━━━━━ Working data ━━━━━
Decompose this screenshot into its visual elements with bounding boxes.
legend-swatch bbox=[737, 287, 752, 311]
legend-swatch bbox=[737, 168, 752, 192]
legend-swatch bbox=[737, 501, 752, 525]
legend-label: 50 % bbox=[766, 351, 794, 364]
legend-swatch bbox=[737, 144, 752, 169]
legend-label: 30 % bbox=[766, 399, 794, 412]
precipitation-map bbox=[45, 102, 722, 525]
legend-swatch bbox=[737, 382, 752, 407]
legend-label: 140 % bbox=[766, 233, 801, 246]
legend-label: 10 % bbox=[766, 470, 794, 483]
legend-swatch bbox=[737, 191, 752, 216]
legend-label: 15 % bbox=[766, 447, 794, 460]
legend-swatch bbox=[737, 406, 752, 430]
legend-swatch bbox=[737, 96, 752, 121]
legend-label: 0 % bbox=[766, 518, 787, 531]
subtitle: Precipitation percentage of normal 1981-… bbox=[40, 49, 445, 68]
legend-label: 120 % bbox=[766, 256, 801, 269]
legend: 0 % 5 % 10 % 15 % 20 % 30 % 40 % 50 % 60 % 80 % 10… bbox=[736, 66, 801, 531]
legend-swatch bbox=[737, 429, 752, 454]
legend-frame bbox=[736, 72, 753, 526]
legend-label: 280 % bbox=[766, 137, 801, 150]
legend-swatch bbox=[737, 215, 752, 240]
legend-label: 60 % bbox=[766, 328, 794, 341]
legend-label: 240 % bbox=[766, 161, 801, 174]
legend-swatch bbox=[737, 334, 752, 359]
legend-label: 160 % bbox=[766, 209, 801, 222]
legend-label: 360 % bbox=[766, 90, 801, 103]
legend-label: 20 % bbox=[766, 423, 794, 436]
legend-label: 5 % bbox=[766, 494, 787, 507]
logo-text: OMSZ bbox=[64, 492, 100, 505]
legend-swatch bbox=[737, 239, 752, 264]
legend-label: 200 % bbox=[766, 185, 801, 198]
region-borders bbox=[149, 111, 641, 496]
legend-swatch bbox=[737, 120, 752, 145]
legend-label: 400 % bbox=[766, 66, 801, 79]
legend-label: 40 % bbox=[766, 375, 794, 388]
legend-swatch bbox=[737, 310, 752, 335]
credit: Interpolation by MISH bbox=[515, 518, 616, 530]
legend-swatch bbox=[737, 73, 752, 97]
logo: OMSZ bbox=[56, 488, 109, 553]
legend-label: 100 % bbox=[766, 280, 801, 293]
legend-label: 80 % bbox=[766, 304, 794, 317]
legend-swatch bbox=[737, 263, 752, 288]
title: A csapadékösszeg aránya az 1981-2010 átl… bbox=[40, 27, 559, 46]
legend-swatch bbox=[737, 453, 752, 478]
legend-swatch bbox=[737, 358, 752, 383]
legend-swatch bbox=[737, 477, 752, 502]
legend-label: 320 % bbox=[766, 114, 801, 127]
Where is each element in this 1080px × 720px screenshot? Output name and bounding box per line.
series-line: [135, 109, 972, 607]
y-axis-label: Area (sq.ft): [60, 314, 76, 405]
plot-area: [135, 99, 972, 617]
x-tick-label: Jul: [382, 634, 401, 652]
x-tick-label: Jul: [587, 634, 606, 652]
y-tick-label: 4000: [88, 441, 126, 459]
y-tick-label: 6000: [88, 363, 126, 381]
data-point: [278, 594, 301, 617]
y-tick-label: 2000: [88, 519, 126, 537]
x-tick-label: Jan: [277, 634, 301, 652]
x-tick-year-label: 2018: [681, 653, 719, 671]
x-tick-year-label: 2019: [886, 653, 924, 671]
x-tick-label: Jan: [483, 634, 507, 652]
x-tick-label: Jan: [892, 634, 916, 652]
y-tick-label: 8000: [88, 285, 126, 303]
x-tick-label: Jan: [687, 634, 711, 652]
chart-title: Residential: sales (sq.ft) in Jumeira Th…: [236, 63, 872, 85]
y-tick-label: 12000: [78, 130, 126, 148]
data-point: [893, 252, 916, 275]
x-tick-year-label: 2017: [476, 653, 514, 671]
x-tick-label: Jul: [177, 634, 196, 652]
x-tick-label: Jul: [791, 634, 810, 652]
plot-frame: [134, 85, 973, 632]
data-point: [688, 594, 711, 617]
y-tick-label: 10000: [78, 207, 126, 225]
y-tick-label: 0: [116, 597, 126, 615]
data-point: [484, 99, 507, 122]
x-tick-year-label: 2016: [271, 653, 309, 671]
━━━━━
• What the task requires:
Can you edit the rows so that every "legend-swatch" becomes "color-swatch", with nothing else changed?

• Correct result:
Decompose this screenshot into its visual elements with bounding boxes.
color-swatch bbox=[737, 287, 752, 311]
color-swatch bbox=[737, 168, 752, 192]
color-swatch bbox=[737, 501, 752, 525]
legend-label: 50 % bbox=[766, 351, 794, 364]
color-swatch bbox=[737, 144, 752, 169]
legend-label: 30 % bbox=[766, 399, 794, 412]
precipitation-map bbox=[45, 102, 722, 525]
color-swatch bbox=[737, 382, 752, 407]
legend-label: 140 % bbox=[766, 233, 801, 246]
legend-label: 10 % bbox=[766, 470, 794, 483]
color-swatch bbox=[737, 191, 752, 216]
legend-label: 15 % bbox=[766, 447, 794, 460]
color-swatch bbox=[737, 406, 752, 430]
color-swatch bbox=[737, 96, 752, 121]
legend-label: 0 % bbox=[766, 518, 787, 531]
subtitle: Precipitation percentage of normal 1981-… bbox=[40, 49, 445, 68]
legend-label: 120 % bbox=[766, 256, 801, 269]
legend: 0 % 5 % 10 % 15 % 20 % 30 % 40 % 50 % 60 % 80 % 10… bbox=[736, 66, 801, 531]
color-swatch bbox=[737, 429, 752, 454]
legend-frame bbox=[736, 72, 753, 526]
legend-label: 280 % bbox=[766, 137, 801, 150]
color-swatch bbox=[737, 215, 752, 240]
legend-label: 60 % bbox=[766, 328, 794, 341]
legend-label: 240 % bbox=[766, 161, 801, 174]
color-swatch bbox=[737, 334, 752, 359]
legend-label: 160 % bbox=[766, 209, 801, 222]
legend-label: 360 % bbox=[766, 90, 801, 103]
legend-label: 20 % bbox=[766, 423, 794, 436]
legend-label: 5 % bbox=[766, 494, 787, 507]
logo-text: OMSZ bbox=[64, 492, 100, 505]
color-swatch bbox=[737, 239, 752, 264]
legend-label: 200 % bbox=[766, 185, 801, 198]
region-borders bbox=[149, 111, 641, 496]
color-swatch bbox=[737, 120, 752, 145]
legend-label: 400 % bbox=[766, 66, 801, 79]
legend-label: 40 % bbox=[766, 375, 794, 388]
color-swatch bbox=[737, 310, 752, 335]
credit: Interpolation by MISH bbox=[515, 518, 616, 530]
color-swatch bbox=[737, 73, 752, 97]
logo: OMSZ bbox=[56, 488, 109, 553]
legend-label: 100 % bbox=[766, 280, 801, 293]
legend-label: 80 % bbox=[766, 304, 794, 317]
color-swatch bbox=[737, 263, 752, 288]
title: A csapadékösszeg aránya az 1981-2010 átl… bbox=[40, 27, 559, 46]
color-swatch bbox=[737, 453, 752, 478]
color-swatch bbox=[737, 358, 752, 383]
color-swatch bbox=[737, 477, 752, 502]
legend-label: 320 % bbox=[766, 114, 801, 127]
Where is each element in this 1080px × 720px screenshot? Output name and bounding box per line.
series-line: [135, 109, 972, 607]
y-axis-label: Area (sq.ft): [60, 314, 76, 405]
plot-area: [135, 99, 972, 617]
x-tick-label: Jul: [382, 634, 401, 652]
x-tick-label: Jul: [587, 634, 606, 652]
y-tick-label: 4000: [88, 441, 126, 459]
y-tick-label: 6000: [88, 363, 126, 381]
data-point: [278, 594, 301, 617]
y-tick-label: 2000: [88, 519, 126, 537]
x-tick-label: Jan: [277, 634, 301, 652]
x-tick-year-label: 2018: [681, 653, 719, 671]
x-tick-year-label: 2019: [886, 653, 924, 671]
x-tick-label: Jan: [483, 634, 507, 652]
x-tick-label: Jan: [892, 634, 916, 652]
y-tick-label: 8000: [88, 285, 126, 303]
x-tick-label: Jan: [687, 634, 711, 652]
chart-title: Residential: sales (sq.ft) in Jumeira Th…: [236, 63, 872, 85]
y-tick-label: 12000: [78, 130, 126, 148]
data-point: [893, 252, 916, 275]
x-tick-year-label: 2017: [476, 653, 514, 671]
x-tick-label: Jul: [177, 634, 196, 652]
x-tick-label: Jul: [791, 634, 810, 652]
plot-frame: [134, 85, 973, 632]
data-point: [688, 594, 711, 617]
y-tick-label: 10000: [78, 207, 126, 225]
y-tick-label: 0: [116, 597, 126, 615]
data-point: [484, 99, 507, 122]
x-tick-year-label: 2016: [271, 653, 309, 671]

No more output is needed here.